## Challenge:
Select and reproduce each line of the listing below that bears the string "name".

## Records to process:
************

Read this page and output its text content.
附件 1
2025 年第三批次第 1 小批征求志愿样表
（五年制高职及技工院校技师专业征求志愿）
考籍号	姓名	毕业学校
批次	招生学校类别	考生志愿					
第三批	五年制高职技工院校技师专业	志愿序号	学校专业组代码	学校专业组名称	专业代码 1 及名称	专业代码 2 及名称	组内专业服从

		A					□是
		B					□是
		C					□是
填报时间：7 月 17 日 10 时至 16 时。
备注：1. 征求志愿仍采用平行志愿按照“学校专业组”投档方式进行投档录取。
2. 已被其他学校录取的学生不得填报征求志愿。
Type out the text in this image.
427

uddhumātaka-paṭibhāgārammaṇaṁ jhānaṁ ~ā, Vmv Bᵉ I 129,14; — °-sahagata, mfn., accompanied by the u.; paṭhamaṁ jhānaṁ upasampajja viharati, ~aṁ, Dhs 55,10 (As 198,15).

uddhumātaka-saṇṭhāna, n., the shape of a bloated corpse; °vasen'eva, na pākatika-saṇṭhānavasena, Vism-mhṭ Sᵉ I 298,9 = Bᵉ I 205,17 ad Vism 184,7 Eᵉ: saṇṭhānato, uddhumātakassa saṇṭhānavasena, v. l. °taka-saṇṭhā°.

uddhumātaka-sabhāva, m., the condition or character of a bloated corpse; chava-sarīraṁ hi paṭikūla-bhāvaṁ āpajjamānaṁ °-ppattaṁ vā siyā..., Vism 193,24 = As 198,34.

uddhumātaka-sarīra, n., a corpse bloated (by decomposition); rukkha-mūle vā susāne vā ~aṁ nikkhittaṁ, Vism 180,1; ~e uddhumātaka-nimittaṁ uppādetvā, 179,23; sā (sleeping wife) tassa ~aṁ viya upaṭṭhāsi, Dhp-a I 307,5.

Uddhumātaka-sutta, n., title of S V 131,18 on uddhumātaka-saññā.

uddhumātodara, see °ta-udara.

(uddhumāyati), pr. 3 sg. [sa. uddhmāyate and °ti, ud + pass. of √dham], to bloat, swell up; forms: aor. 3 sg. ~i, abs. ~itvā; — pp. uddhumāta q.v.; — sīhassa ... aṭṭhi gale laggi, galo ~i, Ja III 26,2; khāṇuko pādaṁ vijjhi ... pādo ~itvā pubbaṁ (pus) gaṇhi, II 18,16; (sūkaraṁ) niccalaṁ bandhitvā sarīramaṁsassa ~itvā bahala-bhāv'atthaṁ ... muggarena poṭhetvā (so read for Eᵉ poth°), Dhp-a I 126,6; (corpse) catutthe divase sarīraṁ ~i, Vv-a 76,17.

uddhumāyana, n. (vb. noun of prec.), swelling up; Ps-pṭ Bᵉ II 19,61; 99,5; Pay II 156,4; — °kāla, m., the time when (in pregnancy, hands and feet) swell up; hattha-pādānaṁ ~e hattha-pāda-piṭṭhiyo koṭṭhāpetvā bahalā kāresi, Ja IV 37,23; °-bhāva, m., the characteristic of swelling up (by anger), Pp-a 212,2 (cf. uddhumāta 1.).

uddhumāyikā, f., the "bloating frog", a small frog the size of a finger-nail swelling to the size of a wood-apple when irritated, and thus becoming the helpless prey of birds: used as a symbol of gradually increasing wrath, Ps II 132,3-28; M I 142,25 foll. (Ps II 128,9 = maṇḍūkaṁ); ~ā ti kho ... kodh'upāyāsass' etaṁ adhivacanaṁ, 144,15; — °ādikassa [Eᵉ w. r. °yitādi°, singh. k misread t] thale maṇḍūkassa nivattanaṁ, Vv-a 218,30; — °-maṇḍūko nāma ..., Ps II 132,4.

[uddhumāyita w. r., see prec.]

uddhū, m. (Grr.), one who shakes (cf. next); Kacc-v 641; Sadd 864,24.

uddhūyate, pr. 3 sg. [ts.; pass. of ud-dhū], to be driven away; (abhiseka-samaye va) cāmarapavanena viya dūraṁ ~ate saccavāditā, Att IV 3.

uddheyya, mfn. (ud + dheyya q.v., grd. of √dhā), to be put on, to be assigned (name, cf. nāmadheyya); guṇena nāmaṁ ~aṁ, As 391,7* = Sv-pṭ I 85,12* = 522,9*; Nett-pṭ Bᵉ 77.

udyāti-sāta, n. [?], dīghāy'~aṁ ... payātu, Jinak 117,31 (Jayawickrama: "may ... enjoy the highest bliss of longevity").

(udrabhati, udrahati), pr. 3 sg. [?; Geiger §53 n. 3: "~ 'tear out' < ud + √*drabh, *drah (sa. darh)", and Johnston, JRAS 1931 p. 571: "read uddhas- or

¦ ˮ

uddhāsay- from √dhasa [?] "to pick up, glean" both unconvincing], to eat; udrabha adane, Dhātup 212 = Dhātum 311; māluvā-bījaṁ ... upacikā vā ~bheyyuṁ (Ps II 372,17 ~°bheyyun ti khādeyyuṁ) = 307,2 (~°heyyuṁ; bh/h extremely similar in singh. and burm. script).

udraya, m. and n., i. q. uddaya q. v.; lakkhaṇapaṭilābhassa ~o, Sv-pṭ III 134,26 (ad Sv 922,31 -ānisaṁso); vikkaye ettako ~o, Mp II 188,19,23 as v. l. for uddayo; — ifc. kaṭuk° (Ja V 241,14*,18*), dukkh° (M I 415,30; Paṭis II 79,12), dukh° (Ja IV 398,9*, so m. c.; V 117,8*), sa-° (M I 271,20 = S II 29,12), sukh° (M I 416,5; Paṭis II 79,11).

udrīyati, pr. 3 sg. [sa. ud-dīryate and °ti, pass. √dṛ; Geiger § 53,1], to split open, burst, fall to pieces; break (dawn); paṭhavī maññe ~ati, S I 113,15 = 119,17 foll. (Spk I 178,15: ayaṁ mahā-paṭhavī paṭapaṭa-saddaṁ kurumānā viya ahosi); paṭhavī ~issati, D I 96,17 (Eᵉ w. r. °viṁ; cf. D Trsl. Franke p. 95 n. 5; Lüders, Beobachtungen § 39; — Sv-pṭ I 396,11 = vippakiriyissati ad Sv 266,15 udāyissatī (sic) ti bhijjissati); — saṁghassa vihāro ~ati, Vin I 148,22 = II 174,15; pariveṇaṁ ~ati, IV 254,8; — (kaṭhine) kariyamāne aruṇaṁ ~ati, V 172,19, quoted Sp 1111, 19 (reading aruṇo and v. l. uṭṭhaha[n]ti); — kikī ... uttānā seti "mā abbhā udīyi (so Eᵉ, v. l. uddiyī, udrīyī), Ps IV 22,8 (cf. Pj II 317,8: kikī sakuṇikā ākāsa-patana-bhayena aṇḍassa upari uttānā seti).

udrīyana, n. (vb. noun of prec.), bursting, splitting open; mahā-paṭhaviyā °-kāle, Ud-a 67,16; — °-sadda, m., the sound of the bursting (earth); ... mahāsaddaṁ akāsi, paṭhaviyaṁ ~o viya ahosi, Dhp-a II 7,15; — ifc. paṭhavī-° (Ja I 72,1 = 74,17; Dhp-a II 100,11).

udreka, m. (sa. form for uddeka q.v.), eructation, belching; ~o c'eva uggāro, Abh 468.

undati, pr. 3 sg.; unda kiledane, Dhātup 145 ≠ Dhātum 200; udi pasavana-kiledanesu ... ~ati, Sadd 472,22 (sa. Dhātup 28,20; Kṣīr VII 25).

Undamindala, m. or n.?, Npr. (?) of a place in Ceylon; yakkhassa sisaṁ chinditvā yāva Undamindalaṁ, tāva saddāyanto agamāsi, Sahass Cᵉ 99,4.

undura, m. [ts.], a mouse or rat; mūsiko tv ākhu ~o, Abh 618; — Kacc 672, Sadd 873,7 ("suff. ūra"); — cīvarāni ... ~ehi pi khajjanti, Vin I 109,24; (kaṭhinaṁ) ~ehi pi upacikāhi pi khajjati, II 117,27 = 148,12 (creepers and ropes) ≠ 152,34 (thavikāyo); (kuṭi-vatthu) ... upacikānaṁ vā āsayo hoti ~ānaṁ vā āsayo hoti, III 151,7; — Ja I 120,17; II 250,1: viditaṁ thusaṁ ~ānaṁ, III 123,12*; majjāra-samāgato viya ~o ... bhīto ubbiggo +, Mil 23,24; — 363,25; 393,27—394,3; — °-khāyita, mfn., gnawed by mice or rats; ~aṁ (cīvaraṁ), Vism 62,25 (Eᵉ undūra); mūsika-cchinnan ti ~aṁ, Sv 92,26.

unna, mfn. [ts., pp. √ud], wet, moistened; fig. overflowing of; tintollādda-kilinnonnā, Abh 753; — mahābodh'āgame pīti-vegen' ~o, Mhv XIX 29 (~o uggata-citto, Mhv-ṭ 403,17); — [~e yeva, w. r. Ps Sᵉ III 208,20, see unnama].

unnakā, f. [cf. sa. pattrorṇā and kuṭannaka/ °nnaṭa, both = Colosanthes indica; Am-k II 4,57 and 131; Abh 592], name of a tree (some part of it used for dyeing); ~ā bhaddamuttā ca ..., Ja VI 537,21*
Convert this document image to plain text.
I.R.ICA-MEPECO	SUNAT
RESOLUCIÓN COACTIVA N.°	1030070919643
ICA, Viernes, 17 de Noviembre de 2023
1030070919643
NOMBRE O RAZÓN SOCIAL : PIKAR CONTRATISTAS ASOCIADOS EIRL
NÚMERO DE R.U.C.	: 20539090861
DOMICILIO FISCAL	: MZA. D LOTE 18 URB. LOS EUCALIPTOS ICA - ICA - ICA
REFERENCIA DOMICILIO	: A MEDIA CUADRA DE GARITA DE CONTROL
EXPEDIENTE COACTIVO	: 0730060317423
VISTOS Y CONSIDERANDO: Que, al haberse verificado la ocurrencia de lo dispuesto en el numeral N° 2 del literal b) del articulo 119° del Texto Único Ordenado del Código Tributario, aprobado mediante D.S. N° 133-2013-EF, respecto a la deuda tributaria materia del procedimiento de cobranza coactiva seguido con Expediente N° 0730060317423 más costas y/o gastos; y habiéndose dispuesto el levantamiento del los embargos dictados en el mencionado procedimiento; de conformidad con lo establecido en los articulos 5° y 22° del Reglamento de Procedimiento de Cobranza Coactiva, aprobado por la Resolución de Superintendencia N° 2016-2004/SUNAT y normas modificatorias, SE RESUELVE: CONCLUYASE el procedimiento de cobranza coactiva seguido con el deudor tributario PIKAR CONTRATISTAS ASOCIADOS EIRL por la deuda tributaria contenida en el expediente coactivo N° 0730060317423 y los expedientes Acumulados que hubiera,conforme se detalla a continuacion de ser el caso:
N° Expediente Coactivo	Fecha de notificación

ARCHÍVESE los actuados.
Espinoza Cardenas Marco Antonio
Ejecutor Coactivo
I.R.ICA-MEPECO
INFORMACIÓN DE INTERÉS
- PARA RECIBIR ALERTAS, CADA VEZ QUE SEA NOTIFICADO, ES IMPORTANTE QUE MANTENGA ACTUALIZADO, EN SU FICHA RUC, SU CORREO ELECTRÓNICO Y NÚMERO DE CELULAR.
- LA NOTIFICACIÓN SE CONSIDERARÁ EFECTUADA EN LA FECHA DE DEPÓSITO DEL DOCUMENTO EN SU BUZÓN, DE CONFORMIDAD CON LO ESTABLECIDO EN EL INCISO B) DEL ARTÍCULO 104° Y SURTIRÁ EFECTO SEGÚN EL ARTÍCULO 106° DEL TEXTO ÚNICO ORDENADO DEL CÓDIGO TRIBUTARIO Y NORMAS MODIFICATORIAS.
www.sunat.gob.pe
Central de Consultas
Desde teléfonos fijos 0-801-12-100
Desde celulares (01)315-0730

************

## Exercise output:
uddheyya, mfn. (ud + dheyya q.v., grd. of √dhā), to be put on, to be assigned (name, cf. nāmadheyya); guṇena nāmaṁ ~aṁ, As 391,7* = Sv-pṭ I 85,12* = 522,9*; Nett-pṭ Bᵉ 77.
unnakā, f. [cf. sa. pattrorṇā and kuṭannaka/ °nnaṭa, both = Colosanthes indica; Am-k II 4,57 and 131; Abh 592], name of a tree (some part of it used for dyeing); ~ā bhaddamuttā ca ..., Ja VI 537,21*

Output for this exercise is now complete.